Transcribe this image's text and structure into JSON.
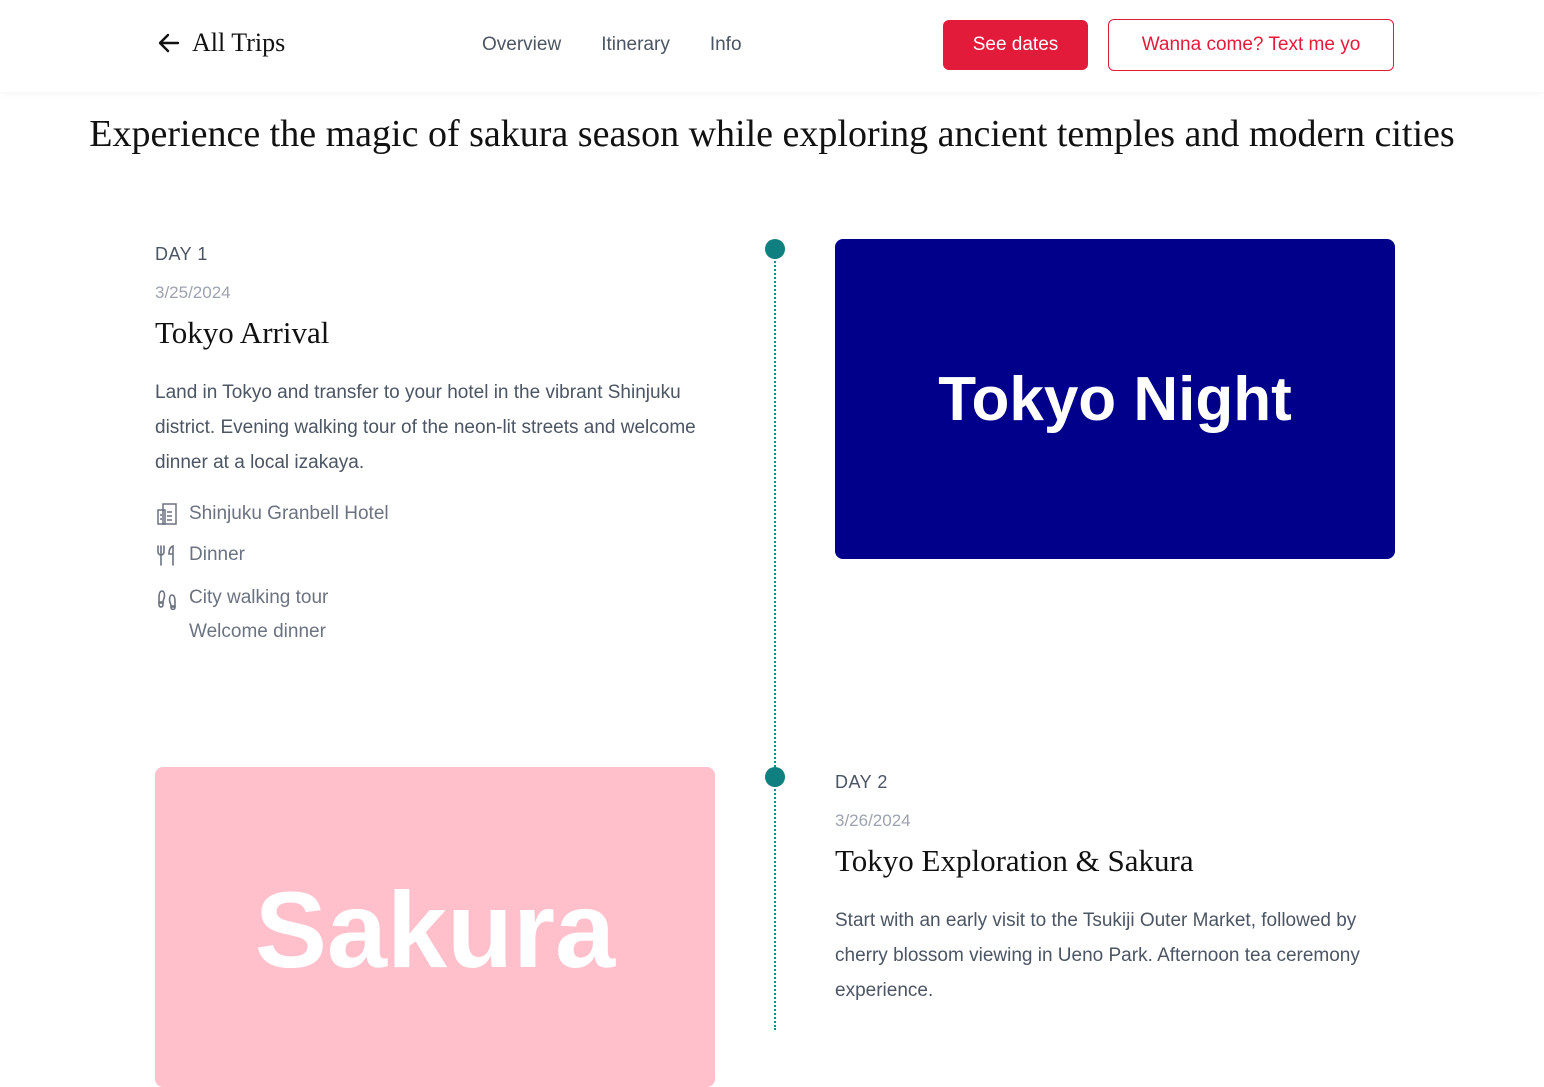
{
  "header": {
    "back_label": "All Trips",
    "nav": [
      "Overview",
      "Itinerary",
      "Info"
    ],
    "see_dates_label": "See dates",
    "contact_label": "Wanna come? Text me yo"
  },
  "headline": "Experience the magic of sakura season while exploring ancient temples and modern cities",
  "colors": {
    "accent": "#e31b3b",
    "timeline": "#0f7f7f",
    "day1_image_bg": "#00008b",
    "day2_image_bg": "#ffc0cb"
  },
  "days": [
    {
      "day_label": "DAY 1",
      "date": "3/25/2024",
      "title": "Tokyo Arrival",
      "description": "Land in Tokyo and transfer to your hotel in the vibrant Shinjuku district. Evening walking tour of the neon-lit streets and welcome dinner at a local izakaya.",
      "hotel": "Shinjuku Granbell Hotel",
      "meals": "Dinner",
      "activities": [
        "City walking tour",
        "Welcome dinner"
      ],
      "image_text": "Tokyo Night"
    },
    {
      "day_label": "DAY 2",
      "date": "3/26/2024",
      "title": "Tokyo Exploration & Sakura",
      "description": "Start with an early visit to the Tsukiji Outer Market, followed by cherry blossom viewing in Ueno Park. Afternoon tea ceremony experience.",
      "image_text": "Sakura"
    }
  ]
}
==========
Set down the lines of the records above exactly, apart from the pictures.

Transcribe this image's text and structure into JSON.
{
  "header": {
    "back_label": "All Trips",
    "nav": [
      "Overview",
      "Itinerary",
      "Info"
    ],
    "see_dates_label": "See dates",
    "contact_label": "Wanna come? Text me yo"
  },
  "headline": "Experience the magic of sakura season while exploring ancient temples and modern cities",
  "colors": {
    "accent": "#e31b3b",
    "timeline": "#0f7f7f",
    "day1_image_bg": "#00008b",
    "day2_image_bg": "#ffc0cb"
  },
  "days": [
    {
      "day_label": "DAY 1",
      "date": "3/25/2024",
      "title": "Tokyo Arrival",
      "description": "Land in Tokyo and transfer to your hotel in the vibrant Shinjuku district. Evening walking tour of the neon-lit streets and welcome dinner at a local izakaya.",
      "hotel": "Shinjuku Granbell Hotel",
      "meals": "Dinner",
      "activities": [
        "City walking tour",
        "Welcome dinner"
      ],
      "image_text": "Tokyo Night"
    },
    {
      "day_label": "DAY 2",
      "date": "3/26/2024",
      "title": "Tokyo Exploration & Sakura",
      "description": "Start with an early visit to the Tsukiji Outer Market, followed by cherry blossom viewing in Ueno Park. Afternoon tea ceremony experience.",
      "image_text": "Sakura"
    }
  ]
}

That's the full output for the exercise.